Was your native Finnish friend was drunk? The Finnish "s" is always pronounced as IPA [s], unless you're a comedian slurring on purpose. If anything, many Finns find š ([ʃ]) a little strange and pronounce it as [s] also. Ref: [1] Jpatokal 15:34, 11 December 2005 (UTC)[reply]

No, he was absolutely sober. I'm sorry that you don't perceive this sound as different. Maybe you speak a different dialect, I don't know, or you find it average, which is not surprising if it's your mother tongue and you haven't dealt with it from a foreign point of view. – A "proof" that it exists in standard Finnish is that I have a teacher who examines students at the leading Hungarian language examination centre ([2]) in Finnish language, and when she pronounced a Finnish name at the class, she pronounced that [s] sound differently. (I wouldn't say so if I hadn't noticed the difference, since she doesn't use that sound in her native Hungarian speech, so she must have acquired it specifically for speaking correct Finnish.) Aha, I said to myself, that was the sound I also heard from my native Finnish friend. I clearly remember when I practiced this sound for a few minutes, until this friend said my pronunciation began to approach the native way. Obviously, it wouldn't have been difficult for me if Finnish people were to use the very same sound as exists in English, German etc. Anyway, I'll try to reveal the character of this sound. Adam78 20:17, 11 December 2005 (UTC)[reply]

Perhaps this is ceceo or Helsinki lisp, part of the Helsinki slang. Furthermore, since Finnish doesn't really distinguish sh from s, the stridency of s is not as important in recognizing (and thus producing) the sound. It could be a difference between laminal and apical articulations, also. --Vuo 22:44, 11 December 2005 (UTC)[reply]

Thank you! Do you mean this sound is not part of the received (standard) pronunciation of Finnish (if there is such)? If it isn't, can the standard variation of Finnish be localized in the country? Adam78 18:32, 12 December 2005 (UTC)[reply]

Pretty much the only deviation from the standard language when it comes to pronouncing /s/ is the (feminine) Helsinki lisp. On the other hand, if you're going to compare to other languages, then the standard /s/ may sound "softer". This is because Finnish has only this fricative, and not much effort is required to distinguish from other sounds, unlike in e.g. English with both 's' and 'sh'. --130.233.243.228 01:42, 14 March 2006 (UTC)[reply]
This indeed is the case, Finnish s is softer than the English one, since Finnish doesn't need to distinguish s and š. The accurate pronunciation is between [s] and [ʃ]. --Fagyd 19:24, 27 February 2007 (UTC)[reply]
AIUI, in more technical terms this would be: Finnish, and generally languages with no /ʃ/, have a laminal [s̻], while languages that do have both sibilants, have an apical [s̺], assumably to maximize the contrast to the naturally laminal /ʃ/.

▶ **RECORDED DATA**
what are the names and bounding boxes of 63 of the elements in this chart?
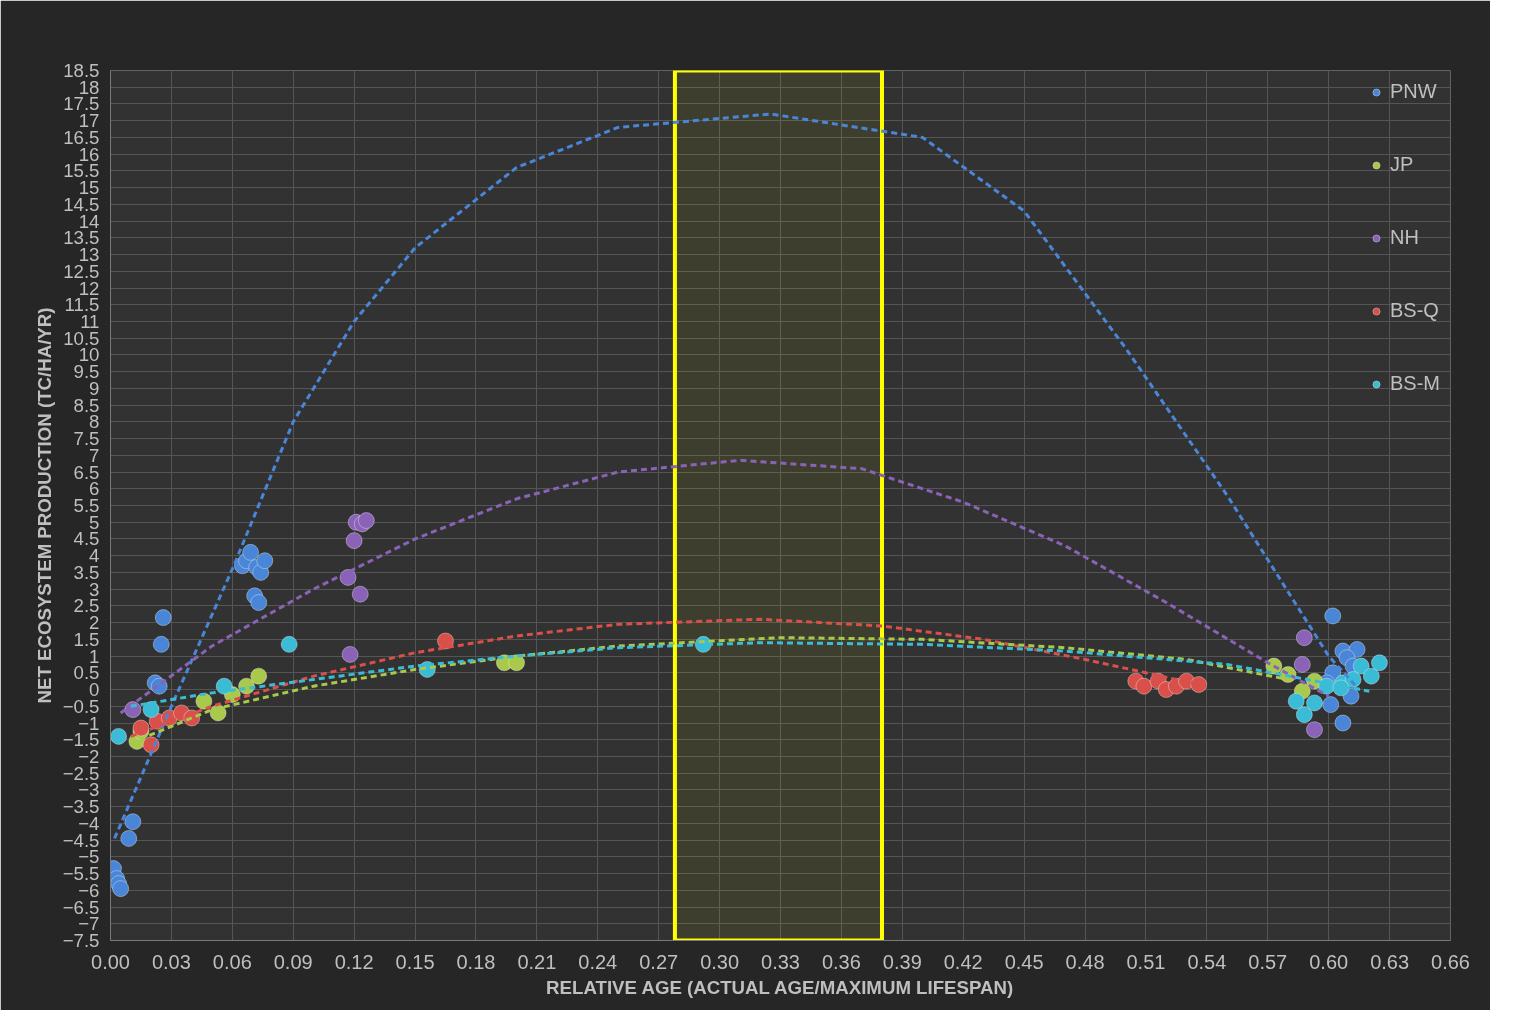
x-tick-label: 0.27	[639, 950, 679, 973]
x-tick-label: 0.36	[821, 950, 861, 973]
legend-label: PNW	[1390, 80, 1437, 103]
point	[112, 880, 130, 898]
point	[1135, 677, 1153, 695]
x-tick-label: 0.09	[273, 950, 313, 973]
x-tick-label: 0.51	[1126, 950, 1166, 973]
point	[1324, 607, 1342, 625]
point	[1322, 696, 1340, 714]
point	[250, 667, 268, 685]
x-tick-label: 0.48	[1065, 950, 1105, 973]
x-tick-label: 0.66	[1431, 950, 1470, 973]
line-series	[113, 112, 1361, 840]
legend-label: JP	[1390, 153, 1414, 176]
x-tick-label: 0.45	[1004, 950, 1044, 973]
point	[256, 552, 274, 570]
x-tick-label: 0.63	[1370, 950, 1410, 973]
point	[152, 635, 170, 653]
x-tick-label: 0.00	[91, 950, 130, 973]
point	[1362, 667, 1380, 685]
point	[142, 701, 160, 719]
x-tick-label: 0.24	[578, 950, 618, 973]
point	[1305, 694, 1323, 712]
point	[124, 813, 142, 831]
point	[351, 585, 369, 603]
point	[339, 568, 357, 586]
point	[154, 609, 172, 627]
legend-label: BS-Q	[1390, 299, 1439, 322]
x-tick-label: 0.03	[151, 950, 191, 973]
point	[1295, 629, 1313, 647]
x-tick-label: 0.18	[456, 950, 496, 973]
point	[1334, 714, 1352, 732]
point	[120, 829, 138, 847]
y-axis-title: NET ECOSYSTEM PRODUCTION (TC/HA/YR)	[33, 307, 55, 704]
point	[110, 727, 128, 745]
x-tick-label: 0.42	[943, 950, 983, 973]
x-tick-label: 0.39	[882, 950, 922, 973]
point	[1370, 654, 1388, 672]
legend-label: BS-M	[1390, 372, 1440, 395]
point	[437, 632, 454, 650]
point	[341, 645, 359, 663]
x-tick-label: 0.60	[1309, 950, 1349, 973]
point	[1287, 692, 1305, 710]
point	[357, 512, 375, 530]
x-axis-title: RELATIVE AGE (ACTUAL AGE/MAXIMUM LIFESPAN)	[546, 976, 1014, 998]
point	[242, 543, 260, 561]
x-tick-label: 0.33	[761, 950, 800, 973]
x-tick-label: 0.15	[395, 950, 435, 973]
x-tick-label: 0.12	[334, 950, 374, 973]
point	[1293, 655, 1311, 673]
point	[1295, 706, 1313, 724]
x-tick-label: 0.06	[212, 950, 252, 973]
point	[345, 532, 363, 550]
legend-label: NH	[1390, 226, 1419, 249]
x-tick-label: 0.54	[1187, 950, 1227, 973]
x-tick-label: 0.21	[517, 950, 557, 973]
point	[1305, 721, 1323, 739]
x-tick-label: 0.30	[700, 950, 740, 973]
x-tick-label: 0.57	[1248, 950, 1288, 973]
point	[280, 635, 298, 653]
point	[215, 677, 233, 695]
point	[508, 654, 526, 672]
point	[250, 594, 268, 612]
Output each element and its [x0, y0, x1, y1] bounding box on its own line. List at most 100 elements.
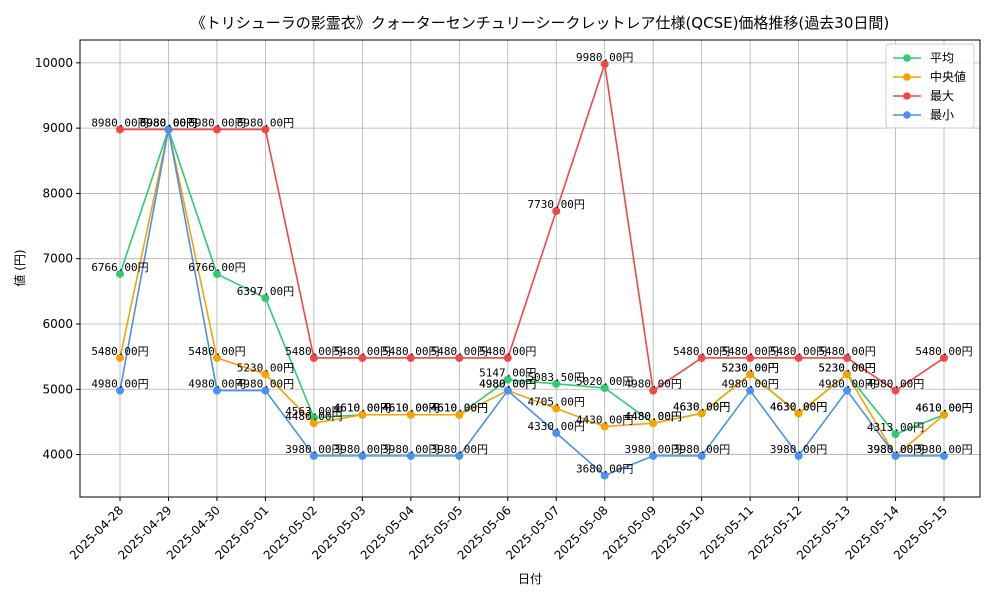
data-point [212, 269, 221, 278]
data-label: 5480.00円 [770, 345, 827, 358]
series-line [119, 129, 944, 477]
data-point [746, 370, 755, 379]
chart-title: 《トリシューラの影霊衣》クォーターセンチュリーシークレットレア仕様(QCSE)価… [191, 14, 889, 32]
legend-marker-average [903, 54, 911, 62]
data-point [891, 451, 900, 460]
legend-box [885, 43, 975, 129]
y-tick-label: 4000 [42, 448, 73, 462]
data-point [600, 471, 609, 480]
y-tick-label: 8000 [42, 186, 73, 200]
data-label: 4980.00円 [867, 378, 924, 391]
data-point [503, 386, 512, 395]
data-point [261, 125, 270, 134]
data-label: 5230.00円 [721, 361, 778, 374]
data-label: 3980.00円 [867, 443, 924, 456]
data-point [649, 419, 658, 428]
data-point [552, 379, 561, 388]
data-label: 5147.00円 [479, 367, 536, 380]
data-point [455, 353, 464, 362]
data-point [552, 207, 561, 216]
data-label: 4610.00円 [431, 402, 488, 415]
data-point [503, 353, 512, 362]
data-label: 4980.00円 [479, 378, 536, 391]
data-label: 3980.00円 [334, 443, 391, 456]
data-label: 5480.00円 [818, 345, 875, 358]
data-label: 3980.00円 [431, 443, 488, 456]
y-tick-label: 6000 [42, 317, 73, 331]
data-label: 5480.00円 [721, 345, 778, 358]
data-label: 4980.00円 [624, 378, 681, 391]
data-label: 5230.00円 [237, 361, 294, 374]
data-point [843, 370, 852, 379]
data-point [891, 430, 900, 439]
data-point [261, 294, 270, 303]
data-label: 5480.00円 [285, 345, 342, 358]
legend-entry-median: 中央値 [893, 69, 966, 84]
data-point [697, 409, 706, 418]
series-line [120, 63, 945, 392]
data-point [794, 409, 803, 418]
data-label: 8980.00円 [237, 116, 294, 129]
data-label: 8980.00円 [140, 116, 197, 129]
data-label: 4980.00円 [237, 378, 294, 391]
data-point [649, 451, 658, 460]
data-point [309, 451, 318, 460]
y-tick-label: 7000 [42, 252, 73, 266]
data-point [212, 386, 221, 395]
data-point [116, 269, 124, 278]
data-point [212, 125, 221, 134]
data-point [406, 410, 415, 419]
data-label: 3980.00円 [285, 443, 342, 456]
data-point [503, 375, 512, 384]
data-point [600, 60, 609, 69]
legend: 平均 中央値 最大 最小 [885, 43, 975, 129]
data-label: 3980.00円 [770, 443, 827, 456]
data-point [358, 410, 367, 419]
legend-label-max: 最大 [930, 89, 954, 103]
x-axis-label: 日付 [518, 572, 542, 586]
data-point [455, 410, 464, 419]
data-point [600, 383, 609, 392]
data-label: 3980.00円 [382, 443, 439, 456]
data-point [600, 422, 609, 431]
data-point [116, 386, 124, 395]
data-point [552, 429, 561, 438]
data-point [261, 386, 270, 395]
data-label: 5480.00円 [91, 345, 148, 358]
legend-entry-average: 平均 [893, 51, 954, 65]
data-label: 8980.00円 [188, 116, 245, 129]
data-point [794, 451, 803, 460]
data-point [212, 353, 221, 362]
x-axis-ticks: 2025-04-282025-04-292025-04-302025-05-01… [67, 497, 950, 562]
y-tick-label: 10000 [35, 56, 73, 70]
data-point [406, 353, 415, 362]
legend-marker-min [903, 111, 911, 119]
data-label: 4630.00円 [673, 400, 730, 413]
data-label: 5020.00円 [576, 375, 633, 388]
data-label: 5480.00円 [673, 345, 730, 358]
data-point [649, 386, 658, 395]
legend-label-median: 中央値 [930, 69, 966, 84]
data-point [746, 353, 755, 362]
data-label: 5480.00円 [188, 345, 245, 358]
data-label: 5230.00円 [818, 361, 875, 374]
data-label: 4610.00円 [334, 402, 391, 415]
data-label: 4610.00円 [382, 402, 439, 415]
data-label: 8980.00円 [140, 116, 197, 129]
data-point [406, 451, 415, 460]
data-label: 4980.00円 [721, 378, 778, 391]
data-point [309, 419, 318, 428]
data-label: 4630.00円 [770, 400, 827, 413]
data-point [697, 451, 706, 460]
data-label: 4630.00円 [770, 400, 827, 413]
data-label: 4430.00円 [576, 413, 633, 426]
series-lines [116, 60, 948, 480]
legend-marker-max [903, 92, 911, 100]
data-label: 4610.00円 [382, 402, 439, 415]
data-label: 8980.00円 [140, 116, 197, 129]
data-labels: 6766.00円 8980.00円 6766.00円 6397.00円 4563.00円… [91, 51, 972, 475]
data-label: 8980.00円 [140, 116, 197, 129]
y-axis-label: 値 (円) [12, 249, 27, 286]
data-point [940, 353, 948, 362]
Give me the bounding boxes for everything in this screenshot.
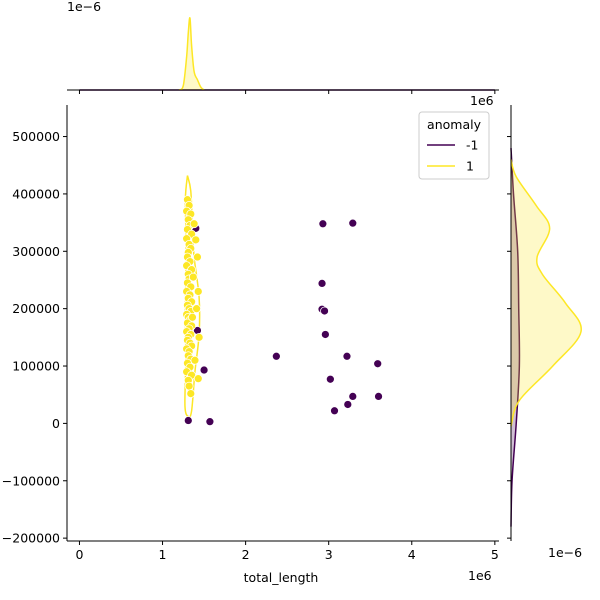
scatter-point bbox=[193, 252, 202, 262]
top-kde-line-1 bbox=[178, 17, 205, 91]
scatter-points bbox=[182, 195, 383, 427]
x-tick-label: 2 bbox=[242, 547, 250, 562]
right-kde-line-1 bbox=[510, 159, 582, 427]
scatter-point bbox=[192, 304, 201, 314]
right-marginal-top-offset-text: 1e6 bbox=[470, 93, 494, 108]
scatter-point bbox=[193, 287, 203, 296]
scatter-point bbox=[348, 218, 358, 228]
scatter-point bbox=[318, 219, 328, 229]
scatter-point bbox=[199, 365, 209, 375]
x-axis-label: total_length bbox=[244, 570, 319, 585]
scatter-point bbox=[317, 279, 327, 288]
y-tick-label: 200000 bbox=[12, 301, 60, 316]
scatter-point bbox=[320, 306, 329, 316]
scatter-point bbox=[271, 351, 281, 361]
y-tick-label: 0 bbox=[52, 416, 60, 431]
x-tick-label: 4 bbox=[408, 547, 416, 562]
y-tick-label: −100000 bbox=[2, 473, 60, 488]
scatter-point bbox=[188, 312, 197, 322]
scatter-point bbox=[194, 332, 204, 342]
scatter-point bbox=[343, 400, 353, 409]
scatter-point bbox=[373, 359, 383, 369]
scatter-point bbox=[205, 417, 215, 427]
legend: anomaly -1 1 bbox=[418, 111, 490, 180]
y-tick-label: 400000 bbox=[12, 186, 60, 201]
scatter-point bbox=[184, 381, 194, 391]
scatter-point bbox=[342, 351, 352, 361]
legend-label-1: 1 bbox=[466, 159, 474, 174]
y-tick-label: −200000 bbox=[2, 531, 60, 546]
top-marginal-kde bbox=[79, 17, 495, 91]
legend-title: anomaly bbox=[427, 117, 482, 132]
scatter-point bbox=[190, 355, 200, 365]
x-axis-ticks: 0 1 2 3 4 5 bbox=[75, 541, 499, 562]
x-tick-label: 1 bbox=[159, 547, 167, 562]
right-kde-fill--1 bbox=[511, 148, 520, 527]
right-kde-line--1 bbox=[510, 147, 521, 527]
y-tick-label: 100000 bbox=[12, 359, 60, 374]
scatter-point bbox=[193, 374, 203, 384]
right-marginal-kde bbox=[510, 147, 582, 527]
top-marginal-offset-text: 1e−6 bbox=[67, 0, 101, 14]
x-axis-offset-text: 1e6 bbox=[468, 568, 492, 583]
scatter-point bbox=[191, 235, 201, 245]
y-axis-ticks: −200000 −100000 0 100000 200000 300000 400000 5… bbox=[2, 129, 67, 546]
scatter-point bbox=[330, 406, 339, 416]
x-tick-label: 5 bbox=[491, 547, 499, 562]
right-marginal-axes: 1e6 1e−6 bbox=[470, 93, 582, 560]
scatter-point bbox=[348, 392, 358, 401]
top-marginal-ticks bbox=[78, 90, 496, 94]
scatter-point bbox=[186, 389, 196, 398]
main-axes: 0 1 2 3 4 5 −200000 −100000 0 100000 200000 300000… bbox=[2, 105, 499, 585]
scatter-point bbox=[320, 330, 330, 339]
scatter-point bbox=[325, 374, 335, 384]
right-kde-fill-1 bbox=[511, 159, 582, 427]
x-tick-label: 3 bbox=[325, 547, 333, 562]
scatter-point bbox=[188, 272, 198, 282]
scatter-point bbox=[183, 416, 193, 425]
top-marginal-axes: 1e−6 bbox=[67, 0, 499, 94]
y-tick-label: 500000 bbox=[12, 129, 60, 144]
scatter-point bbox=[374, 392, 383, 401]
legend-label-neg1: -1 bbox=[466, 138, 478, 153]
y-tick-label: 300000 bbox=[12, 244, 60, 259]
scatter-point bbox=[189, 219, 199, 229]
x-tick-label: 0 bbox=[75, 547, 83, 562]
right-marginal-ticks bbox=[507, 136, 511, 539]
right-marginal-bottom-offset-text: 1e−6 bbox=[548, 545, 582, 560]
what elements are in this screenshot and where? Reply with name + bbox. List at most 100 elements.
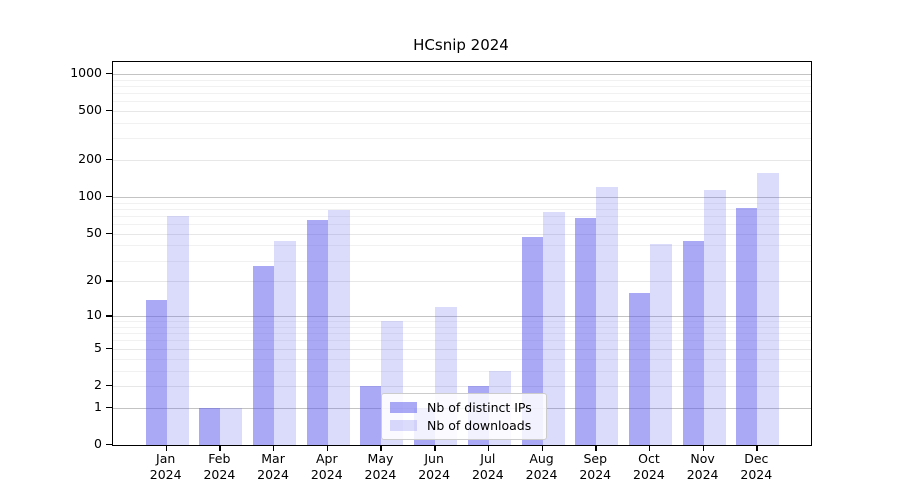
legend: Nb of distinct IPs Nb of downloads <box>381 393 547 440</box>
x-tick-mark <box>595 445 597 451</box>
x-tick-label-jul: Jul 2024 <box>471 451 504 482</box>
x-tick-mark <box>165 445 168 451</box>
x-tick-label-may: May 2024 <box>364 451 397 482</box>
x-tick-label-feb: Feb 2024 <box>203 451 236 482</box>
x-tick-label-jun: Jun 2024 <box>418 451 451 482</box>
legend-item-downloads: Nb of downloads <box>390 417 538 434</box>
gridline-major <box>113 197 811 199</box>
gridline-major <box>113 160 811 162</box>
legend-swatch-distinct-ips <box>390 402 417 413</box>
y-tick-mark <box>106 444 112 446</box>
bar-downloads-sep <box>596 187 619 445</box>
legend-label-downloads: Nb of downloads <box>427 418 532 433</box>
y-tick-label: 0 <box>94 436 102 451</box>
x-tick-mark <box>541 445 543 451</box>
x-tick-mark <box>434 445 436 451</box>
y-tick-label: 1000 <box>70 64 102 80</box>
gridline-minor <box>113 260 811 262</box>
bar-distinct-ips-jan <box>145 299 167 445</box>
y-tick-mark <box>106 72 112 75</box>
legend-item-distinct-ips: Nb of distinct IPs <box>390 399 538 416</box>
gridline-major <box>113 385 811 387</box>
gridline-minor <box>113 122 811 124</box>
bar-downloads-nov <box>703 189 726 445</box>
gridline-major <box>113 111 811 113</box>
y-tick-mark <box>106 347 112 350</box>
gridline-major <box>113 233 811 235</box>
y-tick-label: 1 <box>94 398 102 414</box>
bar-downloads-feb <box>220 407 243 445</box>
x-tick-label-apr: Apr 2024 <box>310 451 343 482</box>
gridline-major <box>113 73 811 75</box>
gridline-minor <box>113 326 811 328</box>
gridline-minor <box>113 340 811 342</box>
legend-label-distinct-ips: Nb of distinct IPs <box>427 400 532 415</box>
gridline-minor <box>113 245 811 247</box>
y-tick-label: 10 <box>86 307 102 323</box>
plot-area <box>112 61 812 446</box>
y-tick-mark <box>106 110 112 112</box>
gridline-minor <box>113 208 811 210</box>
gridline-major <box>113 281 811 283</box>
y-tick-label: 50 <box>86 224 102 240</box>
x-tick-mark <box>702 445 704 451</box>
bar-distinct-ips-mar <box>253 266 275 445</box>
gridline-major <box>113 348 811 350</box>
gridline-minor <box>113 85 811 87</box>
bar-downloads-dec <box>757 172 780 445</box>
x-tick-mark <box>273 445 275 451</box>
y-tick-mark <box>106 232 112 235</box>
bar-distinct-ips-apr <box>306 219 328 445</box>
gridline-minor <box>113 358 811 360</box>
gridline-minor <box>113 321 811 323</box>
x-tick-label-mar: Mar 2024 <box>257 451 289 482</box>
gridline-minor <box>113 138 811 140</box>
x-tick-label-dec: Dec 2024 <box>740 451 773 482</box>
bar-distinct-ips-nov <box>682 240 704 445</box>
legend-swatch-downloads <box>390 420 417 431</box>
bar-downloads-mar <box>274 240 297 445</box>
gridline-major <box>113 316 811 318</box>
y-tick-label: 100 <box>78 188 102 204</box>
gridline-minor <box>113 202 811 204</box>
y-tick-label: 5 <box>94 339 102 355</box>
x-tick-label-jan: Jan 2024 <box>149 451 182 482</box>
y-tick-mark <box>106 315 112 317</box>
chart-title: HCsnip 2024 <box>413 36 509 54</box>
bar-distinct-ips-dec <box>736 208 758 445</box>
bar-downloads-aug <box>542 212 565 445</box>
bar-downloads-jan <box>166 216 189 445</box>
y-tick-mark <box>106 159 112 161</box>
y-tick-label: 500 <box>78 102 102 118</box>
gridline-minor <box>113 79 811 81</box>
bar-distinct-ips-sep <box>575 218 597 445</box>
x-tick-label-aug: Aug 2024 <box>525 451 558 482</box>
x-tick-mark <box>380 445 382 451</box>
gridline-minor <box>113 215 811 217</box>
y-tick-label: 200 <box>78 151 102 167</box>
bar-downloads-apr <box>327 210 350 445</box>
x-tick-mark <box>756 445 758 451</box>
bar-distinct-ips-oct <box>628 292 650 445</box>
x-tick-label-sep: Sep 2024 <box>579 451 612 482</box>
x-tick-mark <box>648 445 651 451</box>
x-tick-label-oct: Oct 2024 <box>633 451 665 482</box>
x-tick-mark <box>219 445 221 451</box>
gridline-minor <box>113 333 811 335</box>
x-tick-label-nov: Nov 2024 <box>686 451 719 482</box>
y-tick-mark <box>106 406 112 409</box>
y-tick-label: 20 <box>86 272 102 288</box>
bar-distinct-ips-may <box>360 385 382 445</box>
y-tick-mark <box>106 196 112 198</box>
y-tick-mark <box>106 384 112 387</box>
bar-distinct-ips-feb <box>199 407 221 445</box>
x-tick-mark <box>487 445 490 451</box>
y-tick-label: 2 <box>94 376 102 392</box>
gridline-minor <box>113 370 811 372</box>
x-tick-mark <box>326 445 329 451</box>
gridline-minor <box>113 224 811 226</box>
bar-downloads-oct <box>649 244 672 445</box>
gridline-minor <box>113 92 811 94</box>
gridline-minor <box>113 101 811 103</box>
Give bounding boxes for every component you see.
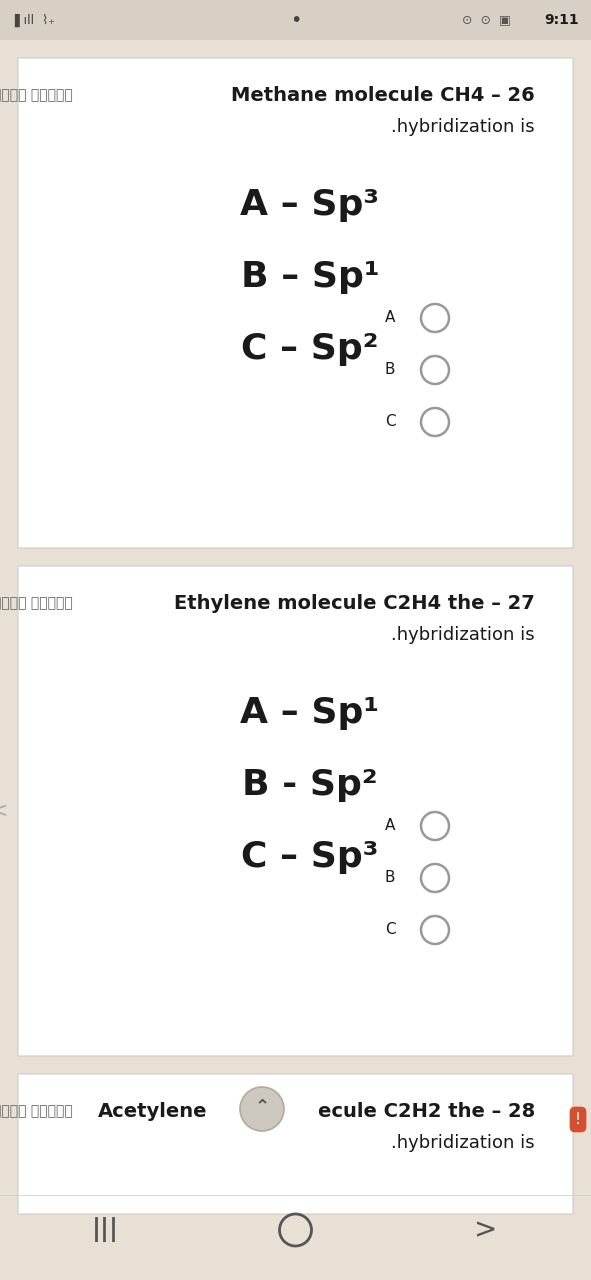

▶ **GIVEN EXERCISE**
Please reproduce word for word the stretch of the discussion on how Finns pronounce s from "Pretty much the" through "naturally laminal /ʃ/.".

▶ **ANSWER TO THE TASK**
Pretty much the only deviation from the standard language when it comes to pronouncing /s/ is the (feminine) Helsinki lisp. On the other hand, if you're going to compare to other languages, then the standard /s/ may sound "softer". This is because Finnish has only this fricative, and not much effort is required to distinguish from other sounds, unlike in e.g. English with both 's' and 'sh'. --130.233.243.228 01:42, 14 March 2006 (UTC)[reply]
This indeed is the case, Finnish s is softer than the English one, since Finnish doesn't need to distinguish s and š. The accurate pronunciation is between [s] and [ʃ]. --Fagyd 19:24, 27 February 2007 (UTC)[reply]
AIUI, in more technical terms this would be: Finnish, and generally languages with no /ʃ/, have a laminal [s̻], while languages that do have both sibilants, have an apical [s̺], assumably to maximize the contrast to the naturally laminal /ʃ/.